In how many lines of the data does the word "JSON" appear? Give the number by itself.

### Records supplied
┏━━

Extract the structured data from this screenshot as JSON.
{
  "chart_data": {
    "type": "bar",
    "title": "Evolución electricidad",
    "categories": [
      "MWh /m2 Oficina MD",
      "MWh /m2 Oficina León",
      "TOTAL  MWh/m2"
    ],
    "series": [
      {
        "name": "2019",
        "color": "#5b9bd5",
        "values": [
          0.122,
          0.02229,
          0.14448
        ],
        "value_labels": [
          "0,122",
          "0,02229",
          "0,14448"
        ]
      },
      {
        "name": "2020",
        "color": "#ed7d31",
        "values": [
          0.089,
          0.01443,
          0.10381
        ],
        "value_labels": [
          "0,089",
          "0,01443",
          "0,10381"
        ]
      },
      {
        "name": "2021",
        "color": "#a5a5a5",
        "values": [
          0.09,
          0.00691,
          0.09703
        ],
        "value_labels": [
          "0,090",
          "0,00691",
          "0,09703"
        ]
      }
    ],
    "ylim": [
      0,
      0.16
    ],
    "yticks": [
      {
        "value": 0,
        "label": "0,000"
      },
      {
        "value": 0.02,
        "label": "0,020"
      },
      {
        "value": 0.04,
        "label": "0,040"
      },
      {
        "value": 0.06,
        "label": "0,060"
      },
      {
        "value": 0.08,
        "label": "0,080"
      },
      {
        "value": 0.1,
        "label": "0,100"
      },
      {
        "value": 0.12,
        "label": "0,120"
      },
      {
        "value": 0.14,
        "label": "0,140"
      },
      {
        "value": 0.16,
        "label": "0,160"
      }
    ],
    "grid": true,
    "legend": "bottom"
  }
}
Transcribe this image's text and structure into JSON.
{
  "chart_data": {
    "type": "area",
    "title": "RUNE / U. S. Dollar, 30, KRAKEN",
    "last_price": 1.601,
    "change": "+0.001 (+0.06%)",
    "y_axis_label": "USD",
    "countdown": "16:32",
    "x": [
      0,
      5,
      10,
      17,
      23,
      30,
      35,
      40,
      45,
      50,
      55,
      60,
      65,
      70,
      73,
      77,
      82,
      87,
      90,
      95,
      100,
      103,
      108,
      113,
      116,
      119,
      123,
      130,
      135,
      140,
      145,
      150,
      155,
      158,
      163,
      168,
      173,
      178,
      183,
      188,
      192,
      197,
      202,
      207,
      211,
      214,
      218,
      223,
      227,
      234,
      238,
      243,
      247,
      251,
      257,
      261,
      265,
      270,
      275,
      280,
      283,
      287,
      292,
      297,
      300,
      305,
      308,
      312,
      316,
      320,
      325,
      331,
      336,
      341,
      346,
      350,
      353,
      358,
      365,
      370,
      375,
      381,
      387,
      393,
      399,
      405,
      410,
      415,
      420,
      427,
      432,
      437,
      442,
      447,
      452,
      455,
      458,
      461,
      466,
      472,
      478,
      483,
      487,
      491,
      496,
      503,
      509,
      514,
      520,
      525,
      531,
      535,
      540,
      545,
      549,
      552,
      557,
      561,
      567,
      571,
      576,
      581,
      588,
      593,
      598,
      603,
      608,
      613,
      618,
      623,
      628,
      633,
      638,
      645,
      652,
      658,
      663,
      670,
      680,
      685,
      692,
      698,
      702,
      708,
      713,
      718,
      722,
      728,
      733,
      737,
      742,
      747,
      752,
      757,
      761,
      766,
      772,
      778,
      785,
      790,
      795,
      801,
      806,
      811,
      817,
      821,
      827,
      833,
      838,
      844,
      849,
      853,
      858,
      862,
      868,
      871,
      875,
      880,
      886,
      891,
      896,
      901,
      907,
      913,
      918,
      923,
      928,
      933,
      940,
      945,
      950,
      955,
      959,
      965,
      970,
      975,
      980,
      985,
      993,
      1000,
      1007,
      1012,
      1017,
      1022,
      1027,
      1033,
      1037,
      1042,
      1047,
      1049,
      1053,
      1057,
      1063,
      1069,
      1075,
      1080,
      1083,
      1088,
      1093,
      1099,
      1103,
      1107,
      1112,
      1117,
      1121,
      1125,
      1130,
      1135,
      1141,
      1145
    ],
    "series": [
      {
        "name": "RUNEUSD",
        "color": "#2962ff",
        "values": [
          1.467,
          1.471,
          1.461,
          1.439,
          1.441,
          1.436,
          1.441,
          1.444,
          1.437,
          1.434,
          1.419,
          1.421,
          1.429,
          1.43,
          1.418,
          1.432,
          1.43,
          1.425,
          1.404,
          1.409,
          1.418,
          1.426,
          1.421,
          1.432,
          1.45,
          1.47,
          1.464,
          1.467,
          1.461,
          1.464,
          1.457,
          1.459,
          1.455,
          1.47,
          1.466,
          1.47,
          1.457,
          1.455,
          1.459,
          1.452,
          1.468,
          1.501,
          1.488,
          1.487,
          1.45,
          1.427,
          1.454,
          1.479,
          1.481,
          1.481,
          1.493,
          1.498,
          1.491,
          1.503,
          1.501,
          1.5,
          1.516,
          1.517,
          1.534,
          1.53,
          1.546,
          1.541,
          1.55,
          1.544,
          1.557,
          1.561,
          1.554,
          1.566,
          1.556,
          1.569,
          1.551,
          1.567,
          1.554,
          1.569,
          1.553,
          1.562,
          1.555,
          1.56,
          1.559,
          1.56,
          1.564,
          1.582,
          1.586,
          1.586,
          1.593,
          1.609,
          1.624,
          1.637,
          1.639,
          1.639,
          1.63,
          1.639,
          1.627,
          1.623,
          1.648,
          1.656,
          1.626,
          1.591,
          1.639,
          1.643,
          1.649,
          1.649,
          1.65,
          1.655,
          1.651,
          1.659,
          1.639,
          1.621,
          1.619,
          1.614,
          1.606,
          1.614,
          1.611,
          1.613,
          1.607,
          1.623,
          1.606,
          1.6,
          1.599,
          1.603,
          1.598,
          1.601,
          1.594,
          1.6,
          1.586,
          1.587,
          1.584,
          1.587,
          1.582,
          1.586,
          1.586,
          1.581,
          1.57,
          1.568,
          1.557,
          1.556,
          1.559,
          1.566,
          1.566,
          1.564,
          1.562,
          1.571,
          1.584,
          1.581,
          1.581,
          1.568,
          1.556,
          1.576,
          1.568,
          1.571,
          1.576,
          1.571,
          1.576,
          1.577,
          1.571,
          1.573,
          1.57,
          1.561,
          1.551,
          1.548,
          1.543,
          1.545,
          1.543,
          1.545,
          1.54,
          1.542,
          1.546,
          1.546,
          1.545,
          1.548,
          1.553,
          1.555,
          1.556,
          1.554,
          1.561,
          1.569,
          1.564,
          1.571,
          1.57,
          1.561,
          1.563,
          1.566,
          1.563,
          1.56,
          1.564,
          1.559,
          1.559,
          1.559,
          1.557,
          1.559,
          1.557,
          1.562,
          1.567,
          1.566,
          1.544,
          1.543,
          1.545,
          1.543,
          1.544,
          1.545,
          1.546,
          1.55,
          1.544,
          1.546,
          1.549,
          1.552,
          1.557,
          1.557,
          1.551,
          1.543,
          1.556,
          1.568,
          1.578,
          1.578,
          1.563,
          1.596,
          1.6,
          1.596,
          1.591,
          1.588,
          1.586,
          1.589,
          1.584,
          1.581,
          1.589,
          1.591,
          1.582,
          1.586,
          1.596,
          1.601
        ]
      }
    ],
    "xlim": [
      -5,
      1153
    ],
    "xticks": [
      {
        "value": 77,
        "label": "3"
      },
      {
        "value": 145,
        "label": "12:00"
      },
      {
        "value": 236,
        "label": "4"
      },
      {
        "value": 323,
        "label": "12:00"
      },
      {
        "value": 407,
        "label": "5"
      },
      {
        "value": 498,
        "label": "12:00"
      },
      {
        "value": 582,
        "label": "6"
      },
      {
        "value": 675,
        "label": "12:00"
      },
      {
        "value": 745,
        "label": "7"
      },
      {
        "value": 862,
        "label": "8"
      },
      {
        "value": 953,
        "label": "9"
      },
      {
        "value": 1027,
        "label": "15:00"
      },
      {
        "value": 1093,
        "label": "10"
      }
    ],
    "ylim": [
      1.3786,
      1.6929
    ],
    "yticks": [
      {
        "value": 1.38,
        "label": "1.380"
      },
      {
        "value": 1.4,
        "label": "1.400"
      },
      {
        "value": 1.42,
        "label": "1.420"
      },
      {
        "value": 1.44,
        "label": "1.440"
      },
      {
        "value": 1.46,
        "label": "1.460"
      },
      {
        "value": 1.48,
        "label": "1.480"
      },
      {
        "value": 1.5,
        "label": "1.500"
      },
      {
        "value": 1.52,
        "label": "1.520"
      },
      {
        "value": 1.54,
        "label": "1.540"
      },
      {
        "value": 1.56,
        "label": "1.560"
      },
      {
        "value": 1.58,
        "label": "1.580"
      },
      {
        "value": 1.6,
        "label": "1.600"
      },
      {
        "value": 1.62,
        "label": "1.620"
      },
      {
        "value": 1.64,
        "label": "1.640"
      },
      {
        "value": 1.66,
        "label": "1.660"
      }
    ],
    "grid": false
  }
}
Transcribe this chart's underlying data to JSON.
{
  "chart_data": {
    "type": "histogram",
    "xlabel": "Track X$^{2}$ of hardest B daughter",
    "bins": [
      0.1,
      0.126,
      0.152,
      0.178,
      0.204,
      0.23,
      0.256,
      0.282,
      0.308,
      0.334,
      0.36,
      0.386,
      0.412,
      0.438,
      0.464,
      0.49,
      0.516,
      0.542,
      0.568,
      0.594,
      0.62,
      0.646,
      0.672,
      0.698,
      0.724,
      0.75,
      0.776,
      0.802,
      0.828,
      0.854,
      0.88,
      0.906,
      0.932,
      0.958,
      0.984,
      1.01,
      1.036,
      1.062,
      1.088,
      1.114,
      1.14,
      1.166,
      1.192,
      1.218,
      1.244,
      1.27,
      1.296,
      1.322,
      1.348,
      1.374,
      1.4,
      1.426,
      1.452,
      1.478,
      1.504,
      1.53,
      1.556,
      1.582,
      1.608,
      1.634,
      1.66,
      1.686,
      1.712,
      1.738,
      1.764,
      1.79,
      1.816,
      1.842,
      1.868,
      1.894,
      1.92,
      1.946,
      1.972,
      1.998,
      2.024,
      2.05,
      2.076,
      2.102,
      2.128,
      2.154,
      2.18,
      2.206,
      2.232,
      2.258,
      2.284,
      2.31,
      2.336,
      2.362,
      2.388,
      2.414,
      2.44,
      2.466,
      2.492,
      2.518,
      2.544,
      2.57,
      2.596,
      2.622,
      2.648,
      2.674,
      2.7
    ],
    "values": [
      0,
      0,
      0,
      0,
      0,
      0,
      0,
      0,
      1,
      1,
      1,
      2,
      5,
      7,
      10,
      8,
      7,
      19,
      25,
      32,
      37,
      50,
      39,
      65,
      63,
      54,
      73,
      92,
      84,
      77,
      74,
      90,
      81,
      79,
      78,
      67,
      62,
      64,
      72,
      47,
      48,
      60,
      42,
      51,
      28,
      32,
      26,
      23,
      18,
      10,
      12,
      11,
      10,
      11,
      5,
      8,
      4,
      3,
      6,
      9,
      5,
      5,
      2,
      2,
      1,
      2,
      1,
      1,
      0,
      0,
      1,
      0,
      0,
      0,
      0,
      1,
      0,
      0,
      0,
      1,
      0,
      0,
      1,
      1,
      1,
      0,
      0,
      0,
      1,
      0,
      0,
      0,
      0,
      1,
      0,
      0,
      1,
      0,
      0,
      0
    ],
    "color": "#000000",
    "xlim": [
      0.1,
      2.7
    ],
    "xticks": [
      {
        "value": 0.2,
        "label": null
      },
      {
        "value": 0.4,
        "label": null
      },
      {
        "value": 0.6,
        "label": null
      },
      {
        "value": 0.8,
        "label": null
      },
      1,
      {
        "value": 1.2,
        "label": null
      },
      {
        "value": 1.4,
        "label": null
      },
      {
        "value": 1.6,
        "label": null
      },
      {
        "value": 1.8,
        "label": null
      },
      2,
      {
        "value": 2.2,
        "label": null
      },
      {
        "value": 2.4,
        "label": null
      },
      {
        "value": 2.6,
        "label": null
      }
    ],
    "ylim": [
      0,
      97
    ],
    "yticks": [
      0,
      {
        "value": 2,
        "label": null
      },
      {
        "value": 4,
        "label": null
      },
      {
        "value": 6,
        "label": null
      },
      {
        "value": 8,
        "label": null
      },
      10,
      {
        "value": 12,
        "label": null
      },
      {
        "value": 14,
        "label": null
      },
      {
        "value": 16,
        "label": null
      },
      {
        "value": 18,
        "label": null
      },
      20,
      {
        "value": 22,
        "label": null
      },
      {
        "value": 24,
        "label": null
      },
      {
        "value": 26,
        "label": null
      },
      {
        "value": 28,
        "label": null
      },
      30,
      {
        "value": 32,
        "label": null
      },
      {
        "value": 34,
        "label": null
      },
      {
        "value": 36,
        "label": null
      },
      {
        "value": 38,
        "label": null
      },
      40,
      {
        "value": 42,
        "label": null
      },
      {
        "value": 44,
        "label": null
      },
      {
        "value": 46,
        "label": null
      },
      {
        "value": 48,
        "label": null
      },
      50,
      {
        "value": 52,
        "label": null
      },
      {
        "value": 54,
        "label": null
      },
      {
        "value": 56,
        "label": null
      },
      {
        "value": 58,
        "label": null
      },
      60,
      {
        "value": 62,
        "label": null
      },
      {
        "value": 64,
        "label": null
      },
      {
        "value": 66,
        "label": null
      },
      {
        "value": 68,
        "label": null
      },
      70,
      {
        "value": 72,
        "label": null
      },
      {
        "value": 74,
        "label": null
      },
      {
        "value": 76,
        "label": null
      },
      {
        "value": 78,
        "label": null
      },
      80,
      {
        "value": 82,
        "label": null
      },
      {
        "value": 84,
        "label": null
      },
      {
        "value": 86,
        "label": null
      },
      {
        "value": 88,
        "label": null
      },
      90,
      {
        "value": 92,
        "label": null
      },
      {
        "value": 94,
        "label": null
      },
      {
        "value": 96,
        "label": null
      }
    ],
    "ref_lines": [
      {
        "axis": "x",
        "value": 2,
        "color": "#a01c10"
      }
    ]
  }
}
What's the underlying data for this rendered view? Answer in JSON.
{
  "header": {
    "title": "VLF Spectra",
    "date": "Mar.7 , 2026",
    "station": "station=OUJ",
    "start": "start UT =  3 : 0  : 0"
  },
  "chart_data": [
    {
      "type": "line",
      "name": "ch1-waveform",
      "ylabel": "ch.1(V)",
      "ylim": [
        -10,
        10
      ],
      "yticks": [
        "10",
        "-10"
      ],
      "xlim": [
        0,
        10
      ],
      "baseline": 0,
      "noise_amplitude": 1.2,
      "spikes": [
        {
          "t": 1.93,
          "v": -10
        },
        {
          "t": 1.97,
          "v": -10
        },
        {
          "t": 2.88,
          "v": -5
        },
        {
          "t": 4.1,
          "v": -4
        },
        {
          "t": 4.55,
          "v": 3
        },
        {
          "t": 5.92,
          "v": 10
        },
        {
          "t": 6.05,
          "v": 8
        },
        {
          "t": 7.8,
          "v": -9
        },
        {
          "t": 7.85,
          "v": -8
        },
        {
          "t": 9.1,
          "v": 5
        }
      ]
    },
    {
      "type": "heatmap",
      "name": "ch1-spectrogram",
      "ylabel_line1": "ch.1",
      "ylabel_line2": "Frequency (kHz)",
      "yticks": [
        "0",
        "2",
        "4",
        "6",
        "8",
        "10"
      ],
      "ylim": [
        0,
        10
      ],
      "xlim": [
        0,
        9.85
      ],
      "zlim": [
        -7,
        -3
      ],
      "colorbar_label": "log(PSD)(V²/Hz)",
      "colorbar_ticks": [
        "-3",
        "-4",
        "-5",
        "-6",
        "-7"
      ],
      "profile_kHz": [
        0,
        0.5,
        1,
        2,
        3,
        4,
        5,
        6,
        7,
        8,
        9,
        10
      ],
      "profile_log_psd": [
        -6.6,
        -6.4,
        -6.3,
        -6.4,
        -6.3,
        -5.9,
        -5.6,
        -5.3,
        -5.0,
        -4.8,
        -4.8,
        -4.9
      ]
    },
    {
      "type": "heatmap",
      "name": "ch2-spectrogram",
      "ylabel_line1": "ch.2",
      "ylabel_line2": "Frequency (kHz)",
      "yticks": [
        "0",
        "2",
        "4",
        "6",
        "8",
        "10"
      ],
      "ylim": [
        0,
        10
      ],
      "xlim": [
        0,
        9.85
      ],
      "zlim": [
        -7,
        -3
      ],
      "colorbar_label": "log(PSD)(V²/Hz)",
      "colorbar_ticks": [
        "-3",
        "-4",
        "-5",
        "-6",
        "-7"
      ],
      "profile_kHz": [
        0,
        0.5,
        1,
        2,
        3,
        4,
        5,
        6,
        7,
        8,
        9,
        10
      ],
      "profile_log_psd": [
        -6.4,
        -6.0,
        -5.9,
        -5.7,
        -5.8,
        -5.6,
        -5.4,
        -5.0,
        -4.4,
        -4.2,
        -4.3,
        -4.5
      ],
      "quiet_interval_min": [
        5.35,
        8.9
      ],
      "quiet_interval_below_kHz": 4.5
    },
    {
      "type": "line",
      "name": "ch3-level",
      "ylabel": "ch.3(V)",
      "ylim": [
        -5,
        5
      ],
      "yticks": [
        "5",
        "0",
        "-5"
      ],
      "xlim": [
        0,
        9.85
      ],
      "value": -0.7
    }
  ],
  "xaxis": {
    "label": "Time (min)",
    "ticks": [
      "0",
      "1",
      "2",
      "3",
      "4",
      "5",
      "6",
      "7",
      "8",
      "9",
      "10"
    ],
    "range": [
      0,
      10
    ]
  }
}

┗━━

### Result of the exercise
4